---------- EXERCISE INPUTS

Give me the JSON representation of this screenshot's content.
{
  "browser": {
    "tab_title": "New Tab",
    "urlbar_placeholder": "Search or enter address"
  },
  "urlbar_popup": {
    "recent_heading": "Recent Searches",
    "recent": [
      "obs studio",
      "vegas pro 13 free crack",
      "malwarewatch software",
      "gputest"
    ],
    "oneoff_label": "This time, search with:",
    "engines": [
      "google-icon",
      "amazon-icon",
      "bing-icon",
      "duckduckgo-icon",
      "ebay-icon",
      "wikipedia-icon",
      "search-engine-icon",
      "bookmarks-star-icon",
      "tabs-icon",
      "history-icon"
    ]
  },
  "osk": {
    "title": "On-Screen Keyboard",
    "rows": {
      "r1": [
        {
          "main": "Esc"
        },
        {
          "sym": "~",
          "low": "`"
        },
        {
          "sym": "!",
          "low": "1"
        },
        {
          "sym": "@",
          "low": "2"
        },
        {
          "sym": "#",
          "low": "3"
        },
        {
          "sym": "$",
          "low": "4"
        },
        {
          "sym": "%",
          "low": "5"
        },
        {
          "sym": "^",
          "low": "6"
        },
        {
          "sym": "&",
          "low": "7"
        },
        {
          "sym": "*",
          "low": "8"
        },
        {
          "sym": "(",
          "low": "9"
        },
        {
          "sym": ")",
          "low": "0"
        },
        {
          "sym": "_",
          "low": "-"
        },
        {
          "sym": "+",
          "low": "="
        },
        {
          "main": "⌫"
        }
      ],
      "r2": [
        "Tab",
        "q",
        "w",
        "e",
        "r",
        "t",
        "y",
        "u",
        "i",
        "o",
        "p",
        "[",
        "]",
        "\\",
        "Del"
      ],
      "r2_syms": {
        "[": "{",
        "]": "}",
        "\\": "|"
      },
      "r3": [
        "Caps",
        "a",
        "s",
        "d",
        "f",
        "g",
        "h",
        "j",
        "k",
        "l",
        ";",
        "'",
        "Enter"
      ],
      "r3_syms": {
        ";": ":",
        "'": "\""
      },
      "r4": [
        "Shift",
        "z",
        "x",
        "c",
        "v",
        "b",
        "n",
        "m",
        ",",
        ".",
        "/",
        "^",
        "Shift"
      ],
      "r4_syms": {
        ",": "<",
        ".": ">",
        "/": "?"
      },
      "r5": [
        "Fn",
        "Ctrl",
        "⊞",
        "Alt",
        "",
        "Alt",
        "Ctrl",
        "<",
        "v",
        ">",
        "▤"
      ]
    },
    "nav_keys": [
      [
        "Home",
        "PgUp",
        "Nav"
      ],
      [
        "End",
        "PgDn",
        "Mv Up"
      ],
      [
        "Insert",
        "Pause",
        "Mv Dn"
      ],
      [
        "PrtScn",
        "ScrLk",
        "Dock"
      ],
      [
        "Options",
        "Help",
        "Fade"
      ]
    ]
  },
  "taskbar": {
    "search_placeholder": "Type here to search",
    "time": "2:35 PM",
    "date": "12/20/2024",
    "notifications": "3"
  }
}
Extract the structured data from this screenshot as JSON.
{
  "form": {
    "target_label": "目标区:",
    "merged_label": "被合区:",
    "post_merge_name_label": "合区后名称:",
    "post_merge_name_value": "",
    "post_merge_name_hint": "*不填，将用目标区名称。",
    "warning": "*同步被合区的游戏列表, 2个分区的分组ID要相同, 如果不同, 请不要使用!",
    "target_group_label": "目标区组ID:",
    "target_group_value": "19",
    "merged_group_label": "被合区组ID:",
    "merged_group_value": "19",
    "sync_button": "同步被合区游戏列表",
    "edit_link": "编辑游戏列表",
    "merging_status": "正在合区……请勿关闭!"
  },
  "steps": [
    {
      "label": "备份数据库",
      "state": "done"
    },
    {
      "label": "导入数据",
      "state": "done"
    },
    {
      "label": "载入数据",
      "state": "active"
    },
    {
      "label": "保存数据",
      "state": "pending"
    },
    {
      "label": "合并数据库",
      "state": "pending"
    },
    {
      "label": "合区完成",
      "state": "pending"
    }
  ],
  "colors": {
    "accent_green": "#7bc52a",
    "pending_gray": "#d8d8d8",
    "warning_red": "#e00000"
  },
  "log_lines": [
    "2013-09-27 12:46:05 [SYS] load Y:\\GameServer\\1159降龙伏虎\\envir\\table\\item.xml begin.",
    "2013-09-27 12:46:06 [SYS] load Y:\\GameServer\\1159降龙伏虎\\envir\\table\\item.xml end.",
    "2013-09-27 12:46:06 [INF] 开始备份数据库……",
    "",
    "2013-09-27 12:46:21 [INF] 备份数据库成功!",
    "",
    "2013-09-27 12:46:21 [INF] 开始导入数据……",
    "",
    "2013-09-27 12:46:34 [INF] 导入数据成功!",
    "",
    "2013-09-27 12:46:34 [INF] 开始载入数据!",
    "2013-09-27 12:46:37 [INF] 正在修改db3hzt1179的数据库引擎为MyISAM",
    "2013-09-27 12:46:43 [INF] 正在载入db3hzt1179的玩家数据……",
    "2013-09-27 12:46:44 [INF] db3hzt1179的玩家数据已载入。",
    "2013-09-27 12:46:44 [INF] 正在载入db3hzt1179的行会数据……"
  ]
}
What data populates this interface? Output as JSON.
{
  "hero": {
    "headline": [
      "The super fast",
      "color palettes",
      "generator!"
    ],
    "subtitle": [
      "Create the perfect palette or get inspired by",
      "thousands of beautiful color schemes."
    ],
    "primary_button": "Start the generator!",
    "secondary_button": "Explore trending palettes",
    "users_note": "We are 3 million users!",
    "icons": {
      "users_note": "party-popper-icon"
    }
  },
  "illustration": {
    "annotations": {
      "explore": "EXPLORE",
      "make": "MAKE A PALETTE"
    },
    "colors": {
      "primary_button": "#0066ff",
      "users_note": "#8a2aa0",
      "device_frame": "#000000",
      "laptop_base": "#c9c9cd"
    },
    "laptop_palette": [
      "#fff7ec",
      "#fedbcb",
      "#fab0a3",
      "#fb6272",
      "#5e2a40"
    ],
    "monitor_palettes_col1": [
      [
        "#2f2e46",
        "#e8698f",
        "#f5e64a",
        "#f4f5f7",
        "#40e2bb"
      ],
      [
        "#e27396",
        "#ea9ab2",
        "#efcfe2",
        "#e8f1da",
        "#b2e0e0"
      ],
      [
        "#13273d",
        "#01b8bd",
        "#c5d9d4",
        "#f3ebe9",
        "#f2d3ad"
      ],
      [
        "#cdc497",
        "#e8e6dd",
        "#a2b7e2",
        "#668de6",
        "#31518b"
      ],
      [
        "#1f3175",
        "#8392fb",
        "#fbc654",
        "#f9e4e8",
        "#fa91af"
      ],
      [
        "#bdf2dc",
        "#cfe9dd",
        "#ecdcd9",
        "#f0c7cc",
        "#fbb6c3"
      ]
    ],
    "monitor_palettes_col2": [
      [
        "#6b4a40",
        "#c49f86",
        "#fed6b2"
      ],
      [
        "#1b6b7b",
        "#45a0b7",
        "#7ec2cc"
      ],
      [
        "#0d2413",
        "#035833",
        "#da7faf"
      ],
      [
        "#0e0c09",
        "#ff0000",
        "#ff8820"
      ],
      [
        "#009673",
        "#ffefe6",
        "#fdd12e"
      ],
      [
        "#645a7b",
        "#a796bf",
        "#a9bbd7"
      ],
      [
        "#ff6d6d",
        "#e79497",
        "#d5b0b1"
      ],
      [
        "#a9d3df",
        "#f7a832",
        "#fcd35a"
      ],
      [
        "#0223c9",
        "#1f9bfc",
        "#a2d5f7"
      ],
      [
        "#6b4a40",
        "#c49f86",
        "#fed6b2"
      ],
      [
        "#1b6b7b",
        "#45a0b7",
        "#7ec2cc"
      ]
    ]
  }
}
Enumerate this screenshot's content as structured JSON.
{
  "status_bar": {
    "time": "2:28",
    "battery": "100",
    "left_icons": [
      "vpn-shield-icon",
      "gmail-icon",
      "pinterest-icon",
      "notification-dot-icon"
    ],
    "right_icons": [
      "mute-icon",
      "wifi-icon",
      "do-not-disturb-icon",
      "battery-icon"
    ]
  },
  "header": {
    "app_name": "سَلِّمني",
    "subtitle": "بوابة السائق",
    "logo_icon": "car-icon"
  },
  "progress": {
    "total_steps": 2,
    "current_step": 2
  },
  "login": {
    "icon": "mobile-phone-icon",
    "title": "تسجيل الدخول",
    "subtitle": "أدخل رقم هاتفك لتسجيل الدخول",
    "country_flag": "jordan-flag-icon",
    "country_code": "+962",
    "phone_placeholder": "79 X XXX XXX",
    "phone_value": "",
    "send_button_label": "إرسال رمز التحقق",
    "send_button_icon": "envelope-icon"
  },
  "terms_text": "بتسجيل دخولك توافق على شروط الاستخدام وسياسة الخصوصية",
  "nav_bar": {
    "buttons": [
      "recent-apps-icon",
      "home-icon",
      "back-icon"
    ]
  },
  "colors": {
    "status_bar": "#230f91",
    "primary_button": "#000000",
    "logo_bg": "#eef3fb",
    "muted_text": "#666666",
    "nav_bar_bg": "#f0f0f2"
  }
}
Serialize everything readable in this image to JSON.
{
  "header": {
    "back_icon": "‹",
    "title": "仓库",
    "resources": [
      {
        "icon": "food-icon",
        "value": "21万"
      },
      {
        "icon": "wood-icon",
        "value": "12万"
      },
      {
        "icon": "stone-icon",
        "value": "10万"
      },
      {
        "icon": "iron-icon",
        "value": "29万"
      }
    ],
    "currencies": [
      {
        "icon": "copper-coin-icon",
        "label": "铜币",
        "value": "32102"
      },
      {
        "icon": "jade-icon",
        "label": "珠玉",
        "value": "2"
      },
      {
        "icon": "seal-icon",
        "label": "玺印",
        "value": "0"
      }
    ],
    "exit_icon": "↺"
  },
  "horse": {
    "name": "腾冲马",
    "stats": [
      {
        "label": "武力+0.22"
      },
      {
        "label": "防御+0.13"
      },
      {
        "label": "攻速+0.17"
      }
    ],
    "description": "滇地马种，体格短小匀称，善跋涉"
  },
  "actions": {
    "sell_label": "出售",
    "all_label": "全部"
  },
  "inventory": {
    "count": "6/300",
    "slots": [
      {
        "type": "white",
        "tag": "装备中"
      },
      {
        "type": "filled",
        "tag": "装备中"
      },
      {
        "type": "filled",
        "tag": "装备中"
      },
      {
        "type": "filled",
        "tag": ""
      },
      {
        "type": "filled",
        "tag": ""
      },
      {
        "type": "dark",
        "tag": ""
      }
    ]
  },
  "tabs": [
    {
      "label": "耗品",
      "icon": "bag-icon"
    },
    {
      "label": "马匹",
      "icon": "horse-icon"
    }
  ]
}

--------------------

> [GIVEN PROBLEM]:
From the entries above, return each line with the word "GameServer" in it.

> [IN RESPONSE]:
    "2013-09-27 12:46:05 [SYS] load Y:\\GameServer\\1159降龙伏虎\\envir\\table\\item.xml begin.",
    "2013-09-27 12:46:06 [SYS] load Y:\\GameServer\\1159降龙伏虎\\envir\\table\\item.xml end.",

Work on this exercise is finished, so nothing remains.